• [EXTRACT]

■ ■ ■ ■

Can Venetian Plaster Be Painted Over?

If you’ve recently bought a new property and it has a decorative plaster coating on a wall or two, that might not be quite to your tastes you may be wondering what the options are for getting rid of it.

Perhaps it’s so bright and garish that you feel the urge to cover it up instantly for fear of scaring guests away or induces nauseating urges from within.

Beauty is after all in the eye of the beholder!

The previous occupier may well have had acquired tastes but that doesn’t mean that you have to, we have a solution for your decorating dilemmas.

Alternatively, if you’d had an installation and have grown tired of the style or just fancy changing it up.

The burning question is undoubted, how do we get rid of this?

It’s not just as simple as painting a new coat of emulsion over an existing wall, we hate to be the bearer of bad news but Venetian plaster is more challenging to get rid of.

First, you must determine which type of plaster has been used and how it has been finished, I’ll list below our methods for addressing each scenario.

As with any hands-on workmanship, if you don’t feel suitably skilled to do these, please reach out to someone who can, such as ourselves. 😊

Polished Marble Plaster

Due to its high shine finish, this decorative Venetian plaster can be tricky to deal with, luckily though it should be flat and smooth for the best part.

■ ■ ■ ■

• [TASK DETAILS] Continue the piece on painting over Venetian plaster, picking up after its last sentence. The material that comes next has no connection to this text.

■ ■ ■ ■

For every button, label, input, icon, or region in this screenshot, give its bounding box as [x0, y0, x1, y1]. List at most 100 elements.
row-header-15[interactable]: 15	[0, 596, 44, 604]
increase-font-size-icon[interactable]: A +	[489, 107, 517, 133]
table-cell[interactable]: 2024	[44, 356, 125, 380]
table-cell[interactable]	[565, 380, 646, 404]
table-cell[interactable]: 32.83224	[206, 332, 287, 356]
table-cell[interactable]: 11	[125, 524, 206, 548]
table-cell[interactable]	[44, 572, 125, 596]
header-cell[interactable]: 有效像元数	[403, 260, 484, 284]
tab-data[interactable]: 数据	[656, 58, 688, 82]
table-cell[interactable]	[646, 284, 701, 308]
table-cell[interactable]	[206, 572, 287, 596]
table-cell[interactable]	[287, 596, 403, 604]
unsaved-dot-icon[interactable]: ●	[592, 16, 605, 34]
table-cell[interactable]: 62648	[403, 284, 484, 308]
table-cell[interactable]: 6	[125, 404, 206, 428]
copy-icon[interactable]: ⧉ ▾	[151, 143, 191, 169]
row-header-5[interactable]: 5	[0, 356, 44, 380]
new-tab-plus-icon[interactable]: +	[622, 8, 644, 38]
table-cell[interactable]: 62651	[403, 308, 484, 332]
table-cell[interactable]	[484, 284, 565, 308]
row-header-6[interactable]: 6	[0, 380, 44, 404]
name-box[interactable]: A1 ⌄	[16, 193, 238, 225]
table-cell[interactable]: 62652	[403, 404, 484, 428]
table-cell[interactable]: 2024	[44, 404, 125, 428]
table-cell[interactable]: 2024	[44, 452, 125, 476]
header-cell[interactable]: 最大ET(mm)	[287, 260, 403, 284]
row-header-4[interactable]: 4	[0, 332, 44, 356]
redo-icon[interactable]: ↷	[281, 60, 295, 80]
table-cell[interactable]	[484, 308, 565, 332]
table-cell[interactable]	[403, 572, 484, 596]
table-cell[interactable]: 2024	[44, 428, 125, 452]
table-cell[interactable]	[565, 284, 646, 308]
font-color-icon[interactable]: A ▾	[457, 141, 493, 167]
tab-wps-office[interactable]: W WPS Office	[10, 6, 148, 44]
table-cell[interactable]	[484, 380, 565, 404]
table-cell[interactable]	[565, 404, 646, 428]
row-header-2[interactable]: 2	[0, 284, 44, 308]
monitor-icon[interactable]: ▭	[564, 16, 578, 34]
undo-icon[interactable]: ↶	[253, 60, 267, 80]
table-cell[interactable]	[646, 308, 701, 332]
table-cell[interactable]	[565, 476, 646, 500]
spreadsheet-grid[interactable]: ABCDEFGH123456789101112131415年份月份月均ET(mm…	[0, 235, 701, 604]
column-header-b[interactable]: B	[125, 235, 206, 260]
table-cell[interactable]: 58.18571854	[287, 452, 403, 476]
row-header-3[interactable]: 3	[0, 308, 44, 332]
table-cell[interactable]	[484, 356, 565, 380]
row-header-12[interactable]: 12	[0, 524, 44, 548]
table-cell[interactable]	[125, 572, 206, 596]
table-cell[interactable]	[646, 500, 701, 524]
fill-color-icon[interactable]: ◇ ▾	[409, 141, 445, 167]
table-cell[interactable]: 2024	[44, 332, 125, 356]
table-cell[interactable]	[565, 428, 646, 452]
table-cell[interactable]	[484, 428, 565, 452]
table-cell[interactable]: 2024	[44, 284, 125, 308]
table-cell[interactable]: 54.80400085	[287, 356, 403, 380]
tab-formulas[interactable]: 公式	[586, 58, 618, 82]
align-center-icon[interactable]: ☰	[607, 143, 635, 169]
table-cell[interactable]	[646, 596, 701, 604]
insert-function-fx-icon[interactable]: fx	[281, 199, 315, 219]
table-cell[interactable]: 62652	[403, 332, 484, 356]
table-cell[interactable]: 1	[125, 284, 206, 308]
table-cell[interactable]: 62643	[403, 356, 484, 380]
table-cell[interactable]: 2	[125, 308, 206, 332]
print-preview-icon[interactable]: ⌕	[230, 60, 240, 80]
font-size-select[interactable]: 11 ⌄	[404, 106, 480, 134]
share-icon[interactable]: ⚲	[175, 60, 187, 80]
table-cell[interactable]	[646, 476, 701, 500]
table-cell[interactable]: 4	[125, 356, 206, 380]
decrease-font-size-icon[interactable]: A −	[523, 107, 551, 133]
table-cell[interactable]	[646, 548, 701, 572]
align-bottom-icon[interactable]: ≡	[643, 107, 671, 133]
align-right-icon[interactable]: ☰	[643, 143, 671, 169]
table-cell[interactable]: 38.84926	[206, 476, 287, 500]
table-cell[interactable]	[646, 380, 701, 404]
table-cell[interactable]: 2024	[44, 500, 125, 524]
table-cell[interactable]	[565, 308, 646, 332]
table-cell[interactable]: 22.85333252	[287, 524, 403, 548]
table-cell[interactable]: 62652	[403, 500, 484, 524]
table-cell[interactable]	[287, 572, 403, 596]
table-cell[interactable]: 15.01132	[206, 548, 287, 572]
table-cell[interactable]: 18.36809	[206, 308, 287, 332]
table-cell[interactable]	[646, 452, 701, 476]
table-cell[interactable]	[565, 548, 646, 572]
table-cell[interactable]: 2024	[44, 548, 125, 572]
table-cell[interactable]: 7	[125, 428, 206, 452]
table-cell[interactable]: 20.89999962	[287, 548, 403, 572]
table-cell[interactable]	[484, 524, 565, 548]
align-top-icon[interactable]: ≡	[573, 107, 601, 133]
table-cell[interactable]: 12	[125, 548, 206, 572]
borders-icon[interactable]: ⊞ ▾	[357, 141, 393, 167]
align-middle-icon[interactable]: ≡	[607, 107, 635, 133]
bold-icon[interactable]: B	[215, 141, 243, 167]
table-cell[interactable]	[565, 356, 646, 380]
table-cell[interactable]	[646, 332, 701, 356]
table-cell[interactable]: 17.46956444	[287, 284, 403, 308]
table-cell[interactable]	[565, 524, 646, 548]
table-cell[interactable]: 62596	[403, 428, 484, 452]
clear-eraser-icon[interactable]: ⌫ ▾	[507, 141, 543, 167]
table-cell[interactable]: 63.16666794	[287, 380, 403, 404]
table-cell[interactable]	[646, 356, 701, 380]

■ ■ ■ ■

• [EXERCISE OUTPUT]
When it was finished the chances are a wax protective coating should have been installed and polished up, this should be addressed first.

There are a couple of ways you can deal with this, firstly a wax cleaner/remover could be an option as this will help break down the coating and then you clean it off using microfibre cloths.

Trade wipes tend to be a very useful thing these days so if you’re struggling to find a wax cleaner, or already have some wipes knocking about it is probably worth starting here.

After which I’d recommend giving the wall a thorough clean down, if you’re satisfied from here then you can move on to the next step.

At this stage a light key up is also recommended, if you have an orbital sander with a dust extraction unit such as the Mirka Deros then this is very useful to achieve a nicely keyed up surface.

Remember that if you’ve used trade wipes in particular then a thorough clean down with a damp soapy cloth, not soaking wet, is essential as the next steps will involve painting and this product is designed to remove paint!

Once you’re happy then the next product you’ll need is Zinsser BIN, which is the red shellac-based paintable coating, this stuff is very high V.O.C so make sure adequate ventilation and PPE is used.

It can be tricky to work with for those who haven’t yet had the pleasure of using it, but the effort is worth it, 2-3 coats should do the trick here, ensuring the colour of Venetian polished plaster below is fully blocked out.

Next up you’ll want to potentially give it a light sand, again being considerate of ventilation and suitable PPE for the job.

A decent quality white emulsion is where I’d go next as a base coat, something like Johnstons Covaplus is reasonably priced and has good opacity.

A face fill, then top coats of your chosen paint to finish to the desired standard, being mindful that you don’t want to sand back through the layers of Zinsser.

Textured Venetian Plaster

For the more imperfect coatings, the ones which have visible texture purposely built into the designs require a different approach altogether.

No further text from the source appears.